What you have to do> Reproduce the lines of every record verbatim, omitting the pictures.
= = = = =
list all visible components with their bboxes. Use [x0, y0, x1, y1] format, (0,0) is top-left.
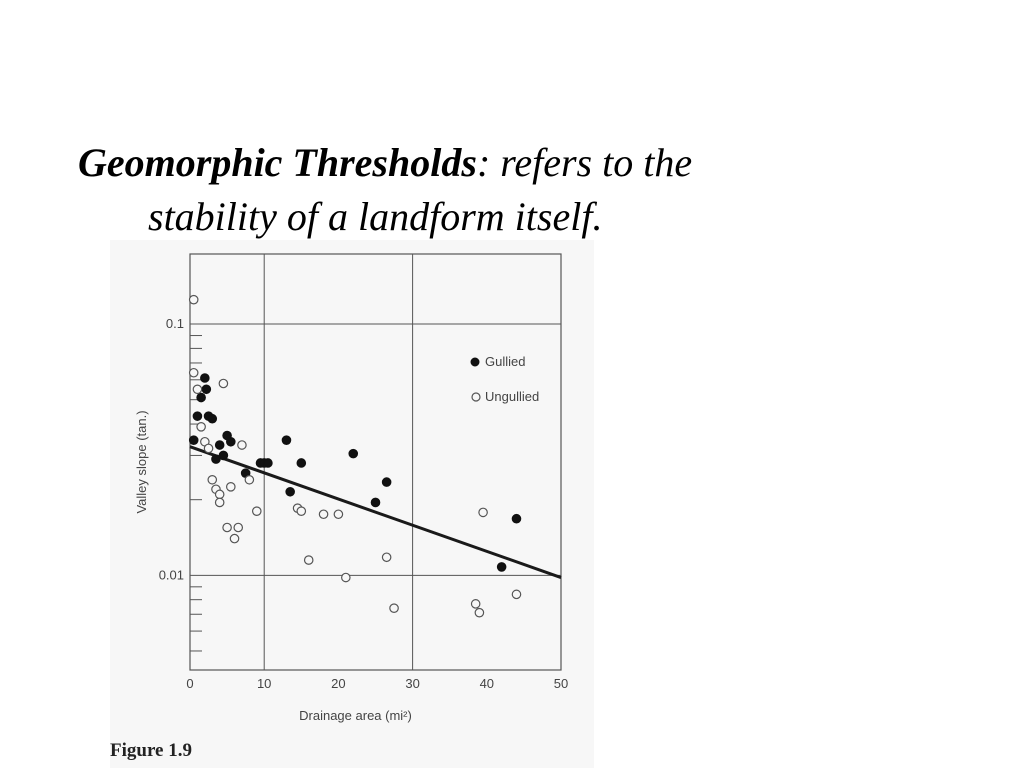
ungullied-point — [390, 604, 398, 612]
ungullied-point — [253, 507, 261, 515]
gullied-point — [497, 563, 505, 571]
ungullied-point — [208, 476, 216, 484]
gullied-point — [202, 385, 210, 393]
gullied-point — [219, 451, 227, 459]
x-tick-label: 50 — [553, 676, 569, 691]
x-tick-label: 20 — [331, 676, 346, 691]
gullied-point — [512, 515, 520, 523]
ungullied-point — [193, 385, 201, 393]
ungullied-point — [297, 507, 305, 515]
gullied-point — [264, 459, 272, 467]
scatter-chart — [110, 240, 594, 740]
ungullied-point — [204, 444, 212, 452]
heading-definition-end: stability of a landform itself. — [148, 194, 603, 239]
gullied-point — [227, 438, 235, 446]
y-tick-label: 0.01 — [158, 567, 184, 583]
plot-frame — [190, 254, 561, 670]
x-tick-label: 40 — [479, 676, 495, 691]
gullied-point — [201, 374, 209, 382]
y-axis-label: Valley slope (tan.) — [134, 410, 149, 514]
legend-ungullied-marker — [472, 393, 480, 401]
ungullied-point — [305, 556, 313, 564]
gullied-point — [190, 436, 198, 444]
ungullied-point — [342, 573, 350, 581]
x-tick-label: 0 — [186, 676, 194, 691]
gullied-point — [193, 412, 201, 420]
ungullied-point — [227, 483, 235, 491]
x-tick-label: 30 — [405, 676, 420, 691]
ungullied-point — [475, 609, 483, 617]
legend-ungullied-label: Ungullied — [485, 389, 540, 404]
gullied-point — [282, 436, 290, 444]
ungullied-point — [238, 441, 246, 449]
ungullied-point — [319, 510, 327, 518]
trend-line — [190, 447, 561, 578]
legend-gullied-label: Gullied — [485, 354, 526, 369]
gullied-point — [371, 498, 379, 506]
ungullied-point — [234, 523, 242, 531]
x-tick-label: 10 — [256, 676, 272, 691]
legend — [471, 354, 539, 404]
grid-layer — [190, 254, 561, 670]
gullied-point — [208, 415, 216, 423]
ungullied-point — [334, 510, 342, 518]
trend-layer — [190, 447, 561, 578]
slide-heading — [78, 136, 958, 244]
ungullied-point — [245, 476, 253, 484]
gullied-point — [297, 459, 305, 467]
ungullied-point — [190, 295, 198, 303]
ungullied-point — [512, 590, 520, 598]
ungullied-point — [471, 600, 479, 608]
ungullied-point — [382, 553, 390, 561]
heading-definition-start: : refers to the — [476, 140, 693, 185]
gullied-point — [286, 488, 294, 496]
ungullied-point — [215, 490, 223, 498]
x-axis-label: Drainage area (mi²) — [299, 708, 412, 723]
ungullied-point — [219, 379, 227, 387]
ungullied-point — [190, 369, 198, 377]
ungullied-point — [223, 523, 231, 531]
gullied-point — [349, 449, 357, 457]
heading-term: Geomorphic Thresholds — [78, 140, 477, 185]
gullied-point — [382, 478, 390, 486]
point-layer — [190, 295, 521, 616]
ungullied-point — [230, 534, 238, 542]
legend-gullied-marker — [471, 358, 479, 366]
gullied-point — [197, 393, 205, 401]
y-tick-label: 0.1 — [165, 316, 184, 332]
ungullied-point — [215, 498, 223, 506]
ungullied-point — [479, 508, 487, 516]
ungullied-point — [197, 423, 205, 431]
gullied-point — [215, 441, 223, 449]
figure-caption: Figure 1.9 — [110, 740, 192, 761]
figure-panel — [110, 240, 594, 768]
= = = = =
Answer to this exercise>
list all visible components with their bboxes. Use [x0, y0, x1, y1] format, (0,0) is top-left.
ungullied-point — [390, 604, 398, 612]
ungullied-point — [253, 507, 261, 515]
gullied-point — [497, 563, 505, 571]
ungullied-point — [208, 476, 216, 484]
gullied-point — [202, 385, 210, 393]
gullied-point — [219, 451, 227, 459]
x-tick-label: 50 — [553, 676, 569, 691]
x-tick-label: 20 — [331, 676, 346, 691]
gullied-point — [512, 515, 520, 523]
ungullied-point — [193, 385, 201, 393]
ungullied-point — [297, 507, 305, 515]
gullied-point — [264, 459, 272, 467]
scatter-chart — [110, 240, 594, 740]
ungullied-point — [204, 444, 212, 452]
heading-definition-end: stability of a landform itself. — [148, 194, 603, 239]
gullied-point — [227, 438, 235, 446]
y-tick-label: 0.01 — [158, 567, 184, 583]
plot-frame — [190, 254, 561, 670]
x-tick-label: 40 — [479, 676, 495, 691]
gullied-point — [201, 374, 209, 382]
y-axis-label: Valley slope (tan.) — [134, 410, 149, 514]
legend-ungullied-marker — [472, 393, 480, 401]
ungullied-point — [305, 556, 313, 564]
gullied-point — [190, 436, 198, 444]
ungullied-point — [342, 573, 350, 581]
x-tick-label: 0 — [186, 676, 194, 691]
gullied-point — [193, 412, 201, 420]
ungullied-point — [227, 483, 235, 491]
x-tick-label: 30 — [405, 676, 420, 691]
ungullied-point — [475, 609, 483, 617]
legend-ungullied-label: Ungullied — [485, 389, 540, 404]
gullied-point — [282, 436, 290, 444]
ungullied-point — [238, 441, 246, 449]
ungullied-point — [319, 510, 327, 518]
trend-line — [190, 447, 561, 578]
legend-gullied-label: Gullied — [485, 354, 526, 369]
gullied-point — [371, 498, 379, 506]
ungullied-point — [234, 523, 242, 531]
x-tick-label: 10 — [256, 676, 272, 691]
legend — [471, 354, 539, 404]
grid-layer — [190, 254, 561, 670]
gullied-point — [208, 415, 216, 423]
ungullied-point — [334, 510, 342, 518]
trend-layer — [190, 447, 561, 578]
slide-heading — [78, 136, 958, 244]
ungullied-point — [245, 476, 253, 484]
gullied-point — [297, 459, 305, 467]
ungullied-point — [190, 295, 198, 303]
ungullied-point — [512, 590, 520, 598]
ungullied-point — [471, 600, 479, 608]
ungullied-point — [382, 553, 390, 561]
heading-definition-start: : refers to the — [476, 140, 693, 185]
gullied-point — [286, 488, 294, 496]
ungullied-point — [215, 490, 223, 498]
x-axis-label: Drainage area (mi²) — [299, 708, 412, 723]
ungullied-point — [219, 379, 227, 387]
ungullied-point — [190, 369, 198, 377]
ungullied-point — [223, 523, 231, 531]
gullied-point — [349, 449, 357, 457]
heading-term: Geomorphic Thresholds — [78, 140, 477, 185]
gullied-point — [382, 478, 390, 486]
point-layer — [190, 295, 521, 616]
ungullied-point — [230, 534, 238, 542]
legend-gullied-marker — [471, 358, 479, 366]
gullied-point — [197, 393, 205, 401]
y-tick-label: 0.1 — [165, 316, 184, 332]
ungullied-point — [215, 498, 223, 506]
ungullied-point — [479, 508, 487, 516]
ungullied-point — [197, 423, 205, 431]
gullied-point — [215, 441, 223, 449]
figure-caption: Figure 1.9 — [110, 740, 192, 761]
figure-panel — [110, 240, 594, 768]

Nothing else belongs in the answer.